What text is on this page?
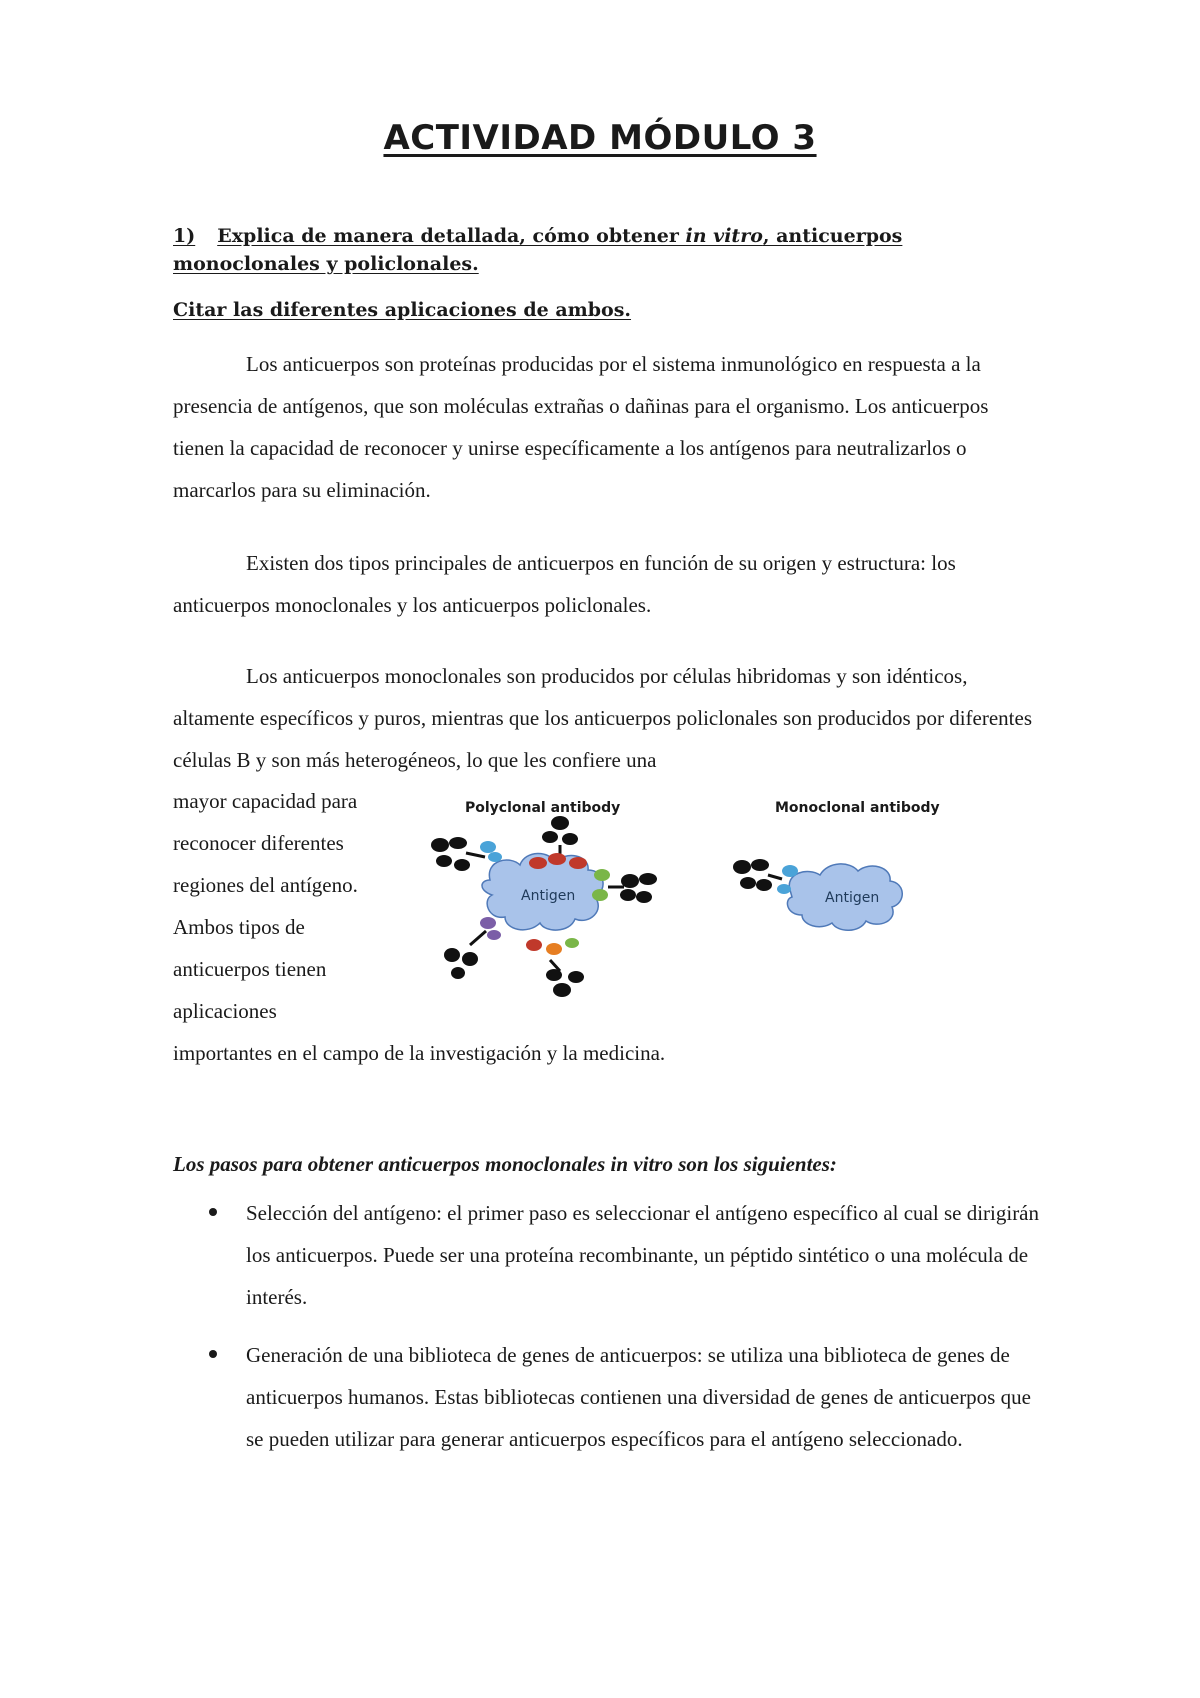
ACTIVIDAD MÓDULO 3
1) Explica de manera detallada, cómo obtener in vitro, anticuerpos monoclonales y policlonales.
Citar las diferentes aplicaciones de ambos.

Los anticuerpos son proteínas producidas por el sistema inmunológico en respuesta a la presencia de antígenos, que son moléculas extrañas o dañinas para el organismo. Los anticuerpos tienen la capacidad de reconocer y unirse específicamente a los antígenos para neutralizarlos o marcarlos para su eliminación.

Existen dos tipos principales de anticuerpos en función de su origen y estructura: los anticuerpos monoclonales y los anticuerpos policlonales.

Los anticuerpos monoclonales son producidos por células hibridomas y son idénticos, altamente específicos y puros, mientras que los anticuerpos policlonales son producidos por diferentes células B y son más heterogéneos, lo que les confiere una

mayor capacidad para
reconocer diferentes
regiones del antígeno.
Ambos tipos de
anticuerpos tienen
aplicaciones
importantes en el campo de la investigación y la medicina.
Polyclonal antibody	Monoclonal antibody
Antigen	Antigen
Los pasos para obtener anticuerpos monoclonales in vitro son los siguientes:
Selección del antígeno: el primer paso es seleccionar el antígeno específico al cual se dirigirán los anticuerpos. Puede ser una proteína recombinante, un péptido sintético o una molécula de interés.
Generación de una biblioteca de genes de anticuerpos: se utiliza una biblioteca de genes de anticuerpos humanos. Estas bibliotecas contienen una diversidad de genes de anticuerpos que se pueden utilizar para generar anticuerpos específicos para el antígeno seleccionado.
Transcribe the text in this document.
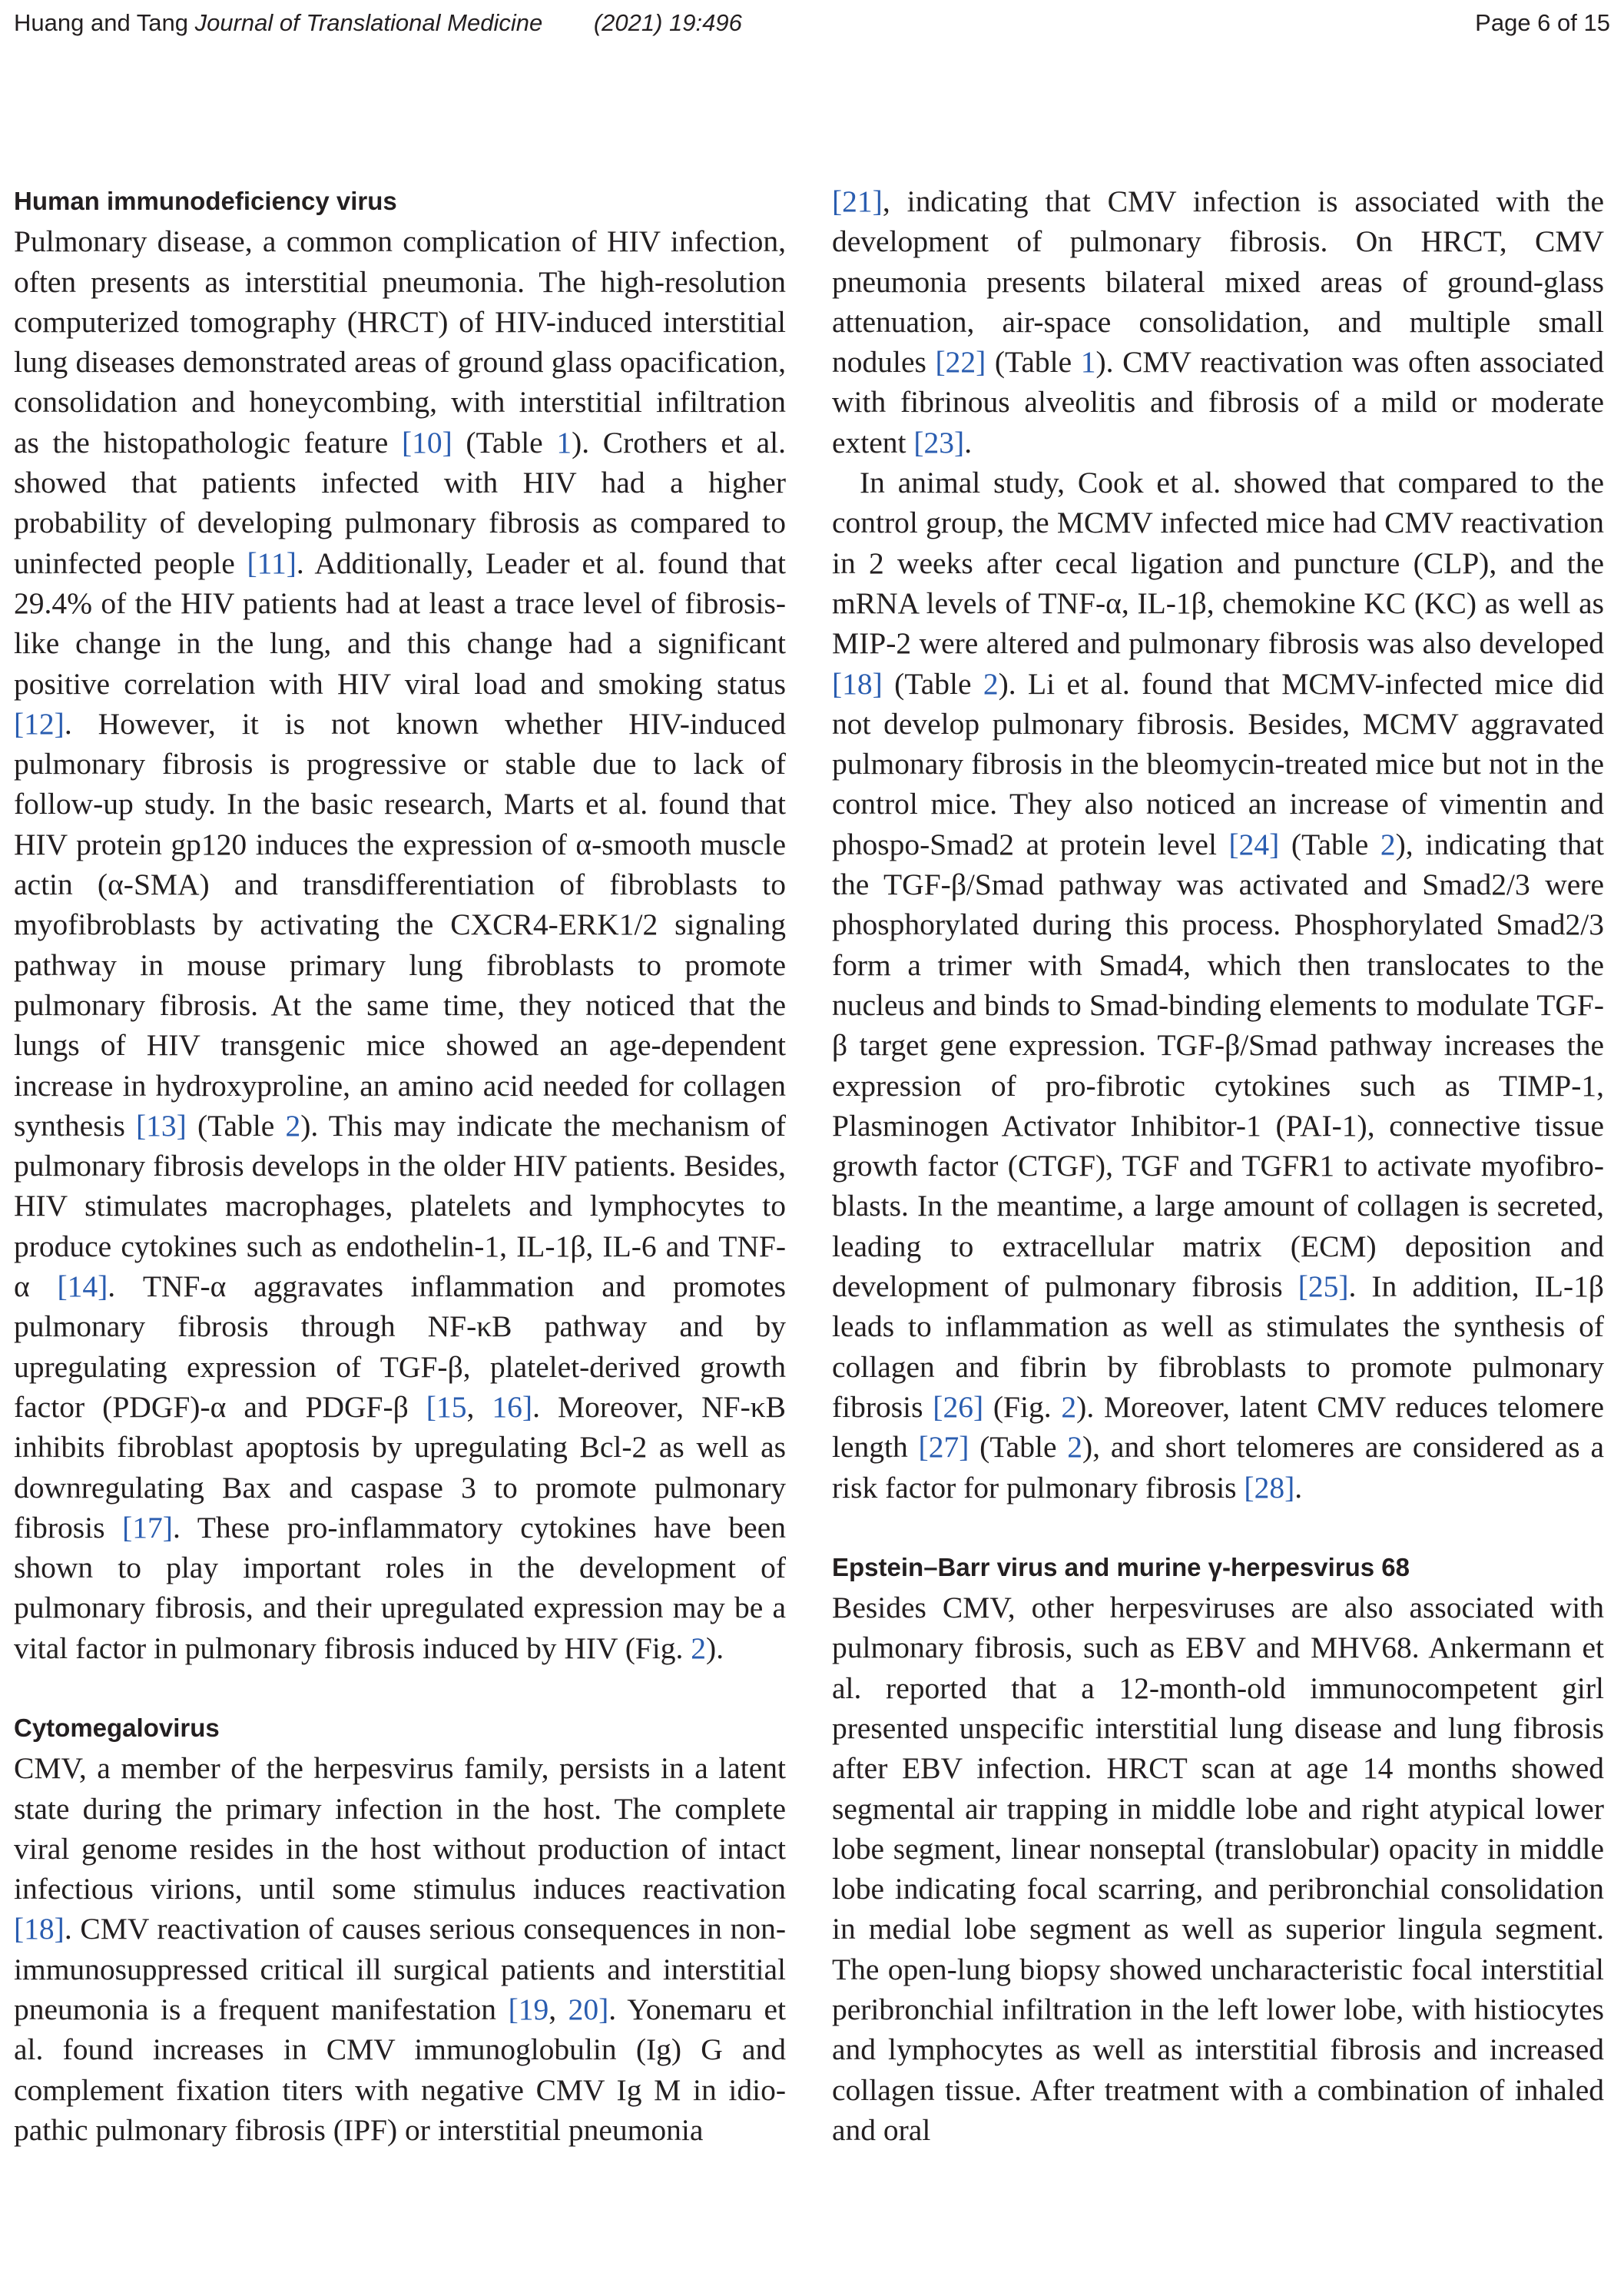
Huang and Tang Journal of Translational Medicine (2021) 19:496	Page 6 of 15
Human immunodeficiency virus

Pulmonary disease, a common complication of HIV infection, often presents as interstitial pneumonia. The high-resolution computerized tomography (HRCT) of HIV-induced interstitial lung diseases demonstrated areas of ground glass opacification, consolidation and honeycombing, with interstitial infiltration as the histopathologic feature [10] (Table 1). Crothers et al. showed that patients infected with HIV had a higher probability of developing pulmonary fibrosis as compared to uninfected people [11]. Additionally, Leader et al. found that 29.4% of the HIV patients had at least a trace level of fibrosis-like change in the lung, and this change had a significant positive correlation with HIV viral load and smoking status [12]. However, it is not known whether HIV-induced pulmonary fibrosis is progressive or stable due to lack of follow-up study. In the basic research, Marts et al. found that HIV protein gp120 induces the expression of α-smooth muscle actin (α-SMA) and transdifferentiation of fibroblasts to myofibroblasts by activating the CXCR4-ERK1/2 signaling pathway in mouse primary lung fibroblasts to promote pulmonary fibrosis. At the same time, they noticed that the lungs of HIV transgenic mice showed an age-dependent increase in hydroxyproline, an amino acid needed for collagen synthesis [13] (Table 2). This may indicate the mechanism of pulmonary fibrosis develops in the older HIV patients. Besides, HIV stimulates macrophages, platelets and lymphocytes to produce cytokines such as endothelin-1, IL-1β, IL-6 and TNF-α [14]. TNF-α aggravates inflammation and promotes pulmonary fibrosis through NF-κB pathway and by upregulating expression of TGF-β, platelet-derived growth factor (PDGF)-α and PDGF-β [15, 16]. Moreover, NF-κB inhibits fibroblast apoptosis by upregulating Bcl-2 as well as downregulating Bax and caspase 3 to promote pulmonary fibrosis [17]. These pro-inflammatory cytokines have been shown to play important roles in the development of pulmonary fibrosis, and their upregulated expression may be a vital factor in pulmonary fibrosis induced by HIV (Fig. 2).

Cytomegalovirus

CMV, a member of the herpesvirus family, persists in a latent state during the primary infection in the host. The complete viral genome resides in the host without production of intact infectious virions, until some stimulus induces reactivation [18]. CMV reactivation of causes serious consequences in non-immunosuppressed critical ill surgical patients and interstitial pneumonia is a frequent manifestation [19, 20]. Yonemaru et al. found increases in CMV immunoglobulin (Ig) G and complement fixation titers with negative CMV Ig M in idiopathic pulmonary fibrosis (IPF) or interstitial pneumonia

[21], indicating that CMV infection is associated with the development of pulmonary fibrosis. On HRCT, CMV pneumonia presents bilateral mixed areas of ground-glass attenuation, air-space consolidation, and multiple small nodules [22] (Table 1). CMV reactivation was often associated with fibrinous alveolitis and fibrosis of a mild or moderate extent [23].

In animal study, Cook et al. showed that compared to the control group, the MCMV infected mice had CMV reactivation in 2 weeks after cecal ligation and puncture (CLP), and the mRNA levels of TNF-α, IL-1β, chemokine KC (KC) as well as MIP-2 were altered and pulmonary fibrosis was also developed [18] (Table 2). Li et al. found that MCMV-infected mice did not develop pulmonary fibrosis. Besides, MCMV aggravated pulmonary fibrosis in the bleomycin-treated mice but not in the control mice. They also noticed an increase of vimentin and phospo-Smad2 at protein level [24] (Table 2), indicating that the TGF-β/Smad pathway was activated and Smad2/3 were phosphorylated during this process. Phosphorylated Smad2/3 form a trimer with Smad4, which then translocates to the nucleus and binds to Smad-binding elements to modulate TGF-β target gene expression. TGF-β/Smad pathway increases the expression of pro-fibrotic cytokines such as TIMP-1, Plasminogen Activator Inhibitor-1 (PAI-1), connective tissue growth factor (CTGF), TGF and TGFR1 to activate myofibroblasts. In the meantime, a large amount of collagen is secreted, leading to extracellular matrix (ECM) deposition and development of pulmonary fibrosis [25]. In addition, IL-1β leads to inflammation as well as stimulates the synthesis of collagen and fibrin by fibroblasts to promote pulmonary fibrosis [26] (Fig. 2). Moreover, latent CMV reduces telomere length [27] (Table 2), and short telomeres are considered as a risk factor for pulmonary fibrosis [28].

Epstein–Barr virus and murine γ-herpesvirus 68

Besides CMV, other herpesviruses are also associated with pulmonary fibrosis, such as EBV and MHV68. Ankermann et al. reported that a 12-month-old immunocompetent girl presented unspecific interstitial lung disease and lung fibrosis after EBV infection. HRCT scan at age 14 months showed segmental air trapping in middle lobe and right atypical lower lobe segment, linear nonseptal (translobular) opacity in middle lobe indicating focal scarring, and peribronchial consolidation in medial lobe segment as well as superior lingula segment. The open-lung biopsy showed uncharacteristic focal interstitial peribronchial infiltration in the left lower lobe, with histiocytes and lymphocytes as well as interstitial fibrosis and increased collagen tissue. After treatment with a combination of inhaled and oral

# [What you have to do]
Could you transcribe the material above exactly, keeping every picture out?

# [Response box]
What text is on this page?
ACTIVIDAD MÓDULO 3
1) Explica de manera detallada, cómo obtener in vitro, anticuerpos monoclonales y policlonales.
Citar las diferentes aplicaciones de ambos.

Los anticuerpos son proteínas producidas por el sistema inmunológico en respuesta a la presencia de antígenos, que son moléculas extrañas o dañinas para el organismo. Los anticuerpos tienen la capacidad de reconocer y unirse específicamente a los antígenos para neutralizarlos o marcarlos para su eliminación.

Existen dos tipos principales de anticuerpos en función de su origen y estructura: los anticuerpos monoclonales y los anticuerpos policlonales.

Los anticuerpos monoclonales son producidos por células hibridomas y son idénticos, altamente específicos y puros, mientras que los anticuerpos policlonales son producidos por diferentes células B y son más heterogéneos, lo que les confiere una

mayor capacidad para
reconocer diferentes
regiones del antígeno.
Ambos tipos de
anticuerpos tienen
aplicaciones
importantes en el campo de la investigación y la medicina.
Polyclonal antibody	Monoclonal antibody
Antigen	Antigen
Los pasos para obtener anticuerpos monoclonales in vitro son los siguientes:
Selección del antígeno: el primer paso es seleccionar el antígeno específico al cual se dirigirán los anticuerpos. Puede ser una proteína recombinante, un péptido sintético o una molécula de interés.
Generación de una biblioteca de genes de anticuerpos: se utiliza una biblioteca de genes de anticuerpos humanos. Estas bibliotecas contienen una diversidad de genes de anticuerpos que se pueden utilizar para generar anticuerpos específicos para el antígeno seleccionado.
Transcribe the text in this document.
Huang and Tang Journal of Translational Medicine (2021) 19:496	Page 6 of 15
Human immunodeficiency virus

Pulmonary disease, a common complication of HIV infection, often presents as interstitial pneumonia. The high-resolution computerized tomography (HRCT) of HIV-induced interstitial lung diseases demonstrated areas of ground glass opacification, consolidation and honeycombing, with interstitial infiltration as the histopathologic feature [10] (Table 1). Crothers et al. showed that patients infected with HIV had a higher probability of developing pulmonary fibrosis as compared to uninfected people [11]. Additionally, Leader et al. found that 29.4% of the HIV patients had at least a trace level of fibrosis-like change in the lung, and this change had a significant positive correlation with HIV viral load and smoking status [12]. However, it is not known whether HIV-induced pulmonary fibrosis is progressive or stable due to lack of follow-up study. In the basic research, Marts et al. found that HIV protein gp120 induces the expression of α-smooth muscle actin (α-SMA) and transdifferentiation of fibroblasts to myofibroblasts by activating the CXCR4-ERK1/2 signaling pathway in mouse primary lung fibroblasts to promote pulmonary fibrosis. At the same time, they noticed that the lungs of HIV transgenic mice showed an age-dependent increase in hydroxyproline, an amino acid needed for collagen synthesis [13] (Table 2). This may indicate the mechanism of pulmonary fibrosis develops in the older HIV patients. Besides, HIV stimulates macrophages, platelets and lymphocytes to produce cytokines such as endothelin-1, IL-1β, IL-6 and TNF-α [14]. TNF-α aggravates inflammation and promotes pulmonary fibrosis through NF-κB pathway and by upregulating expression of TGF-β, platelet-derived growth factor (PDGF)-α and PDGF-β [15, 16]. Moreover, NF-κB inhibits fibroblast apoptosis by upregulating Bcl-2 as well as downregulating Bax and caspase 3 to promote pulmonary fibrosis [17]. These pro-inflammatory cytokines have been shown to play important roles in the development of pulmonary fibrosis, and their upregulated expression may be a vital factor in pulmonary fibrosis induced by HIV (Fig. 2).

Cytomegalovirus

CMV, a member of the herpesvirus family, persists in a latent state during the primary infection in the host. The complete viral genome resides in the host without production of intact infectious virions, until some stimulus induces reactivation [18]. CMV reactivation of causes serious consequences in non-immunosuppressed critical ill surgical patients and interstitial pneumonia is a frequent manifestation [19, 20]. Yonemaru et al. found increases in CMV immunoglobulin (Ig) G and complement fixation titers with negative CMV Ig M in idiopathic pulmonary fibrosis (IPF) or interstitial pneumonia

[21], indicating that CMV infection is associated with the development of pulmonary fibrosis. On HRCT, CMV pneumonia presents bilateral mixed areas of ground-glass attenuation, air-space consolidation, and multiple small nodules [22] (Table 1). CMV reactivation was often associated with fibrinous alveolitis and fibrosis of a mild or moderate extent [23].

In animal study, Cook et al. showed that compared to the control group, the MCMV infected mice had CMV reactivation in 2 weeks after cecal ligation and puncture (CLP), and the mRNA levels of TNF-α, IL-1β, chemokine KC (KC) as well as MIP-2 were altered and pulmonary fibrosis was also developed [18] (Table 2). Li et al. found that MCMV-infected mice did not develop pulmonary fibrosis. Besides, MCMV aggravated pulmonary fibrosis in the bleomycin-treated mice but not in the control mice. They also noticed an increase of vimentin and phospo-Smad2 at protein level [24] (Table 2), indicating that the TGF-β/Smad pathway was activated and Smad2/3 were phosphorylated during this process. Phosphorylated Smad2/3 form a trimer with Smad4, which then translocates to the nucleus and binds to Smad-binding elements to modulate TGF-β target gene expression. TGF-β/Smad pathway increases the expression of pro-fibrotic cytokines such as TIMP-1, Plasminogen Activator Inhibitor-1 (PAI-1), connective tissue growth factor (CTGF), TGF and TGFR1 to activate myofibroblasts. In the meantime, a large amount of collagen is secreted, leading to extracellular matrix (ECM) deposition and development of pulmonary fibrosis [25]. In addition, IL-1β leads to inflammation as well as stimulates the synthesis of collagen and fibrin by fibroblasts to promote pulmonary fibrosis [26] (Fig. 2). Moreover, latent CMV reduces telomere length [27] (Table 2), and short telomeres are considered as a risk factor for pulmonary fibrosis [28].

Epstein–Barr virus and murine γ-herpesvirus 68

Besides CMV, other herpesviruses are also associated with pulmonary fibrosis, such as EBV and MHV68. Ankermann et al. reported that a 12-month-old immunocompetent girl presented unspecific interstitial lung disease and lung fibrosis after EBV infection. HRCT scan at age 14 months showed segmental air trapping in middle lobe and right atypical lower lobe segment, linear nonseptal (translobular) opacity in middle lobe indicating focal scarring, and peribronchial consolidation in medial lobe segment as well as superior lingula segment. The open-lung biopsy showed uncharacteristic focal interstitial peribronchial infiltration in the left lower lobe, with histiocytes and lymphocytes as well as interstitial fibrosis and increased collagen tissue. After treatment with a combination of inhaled and oral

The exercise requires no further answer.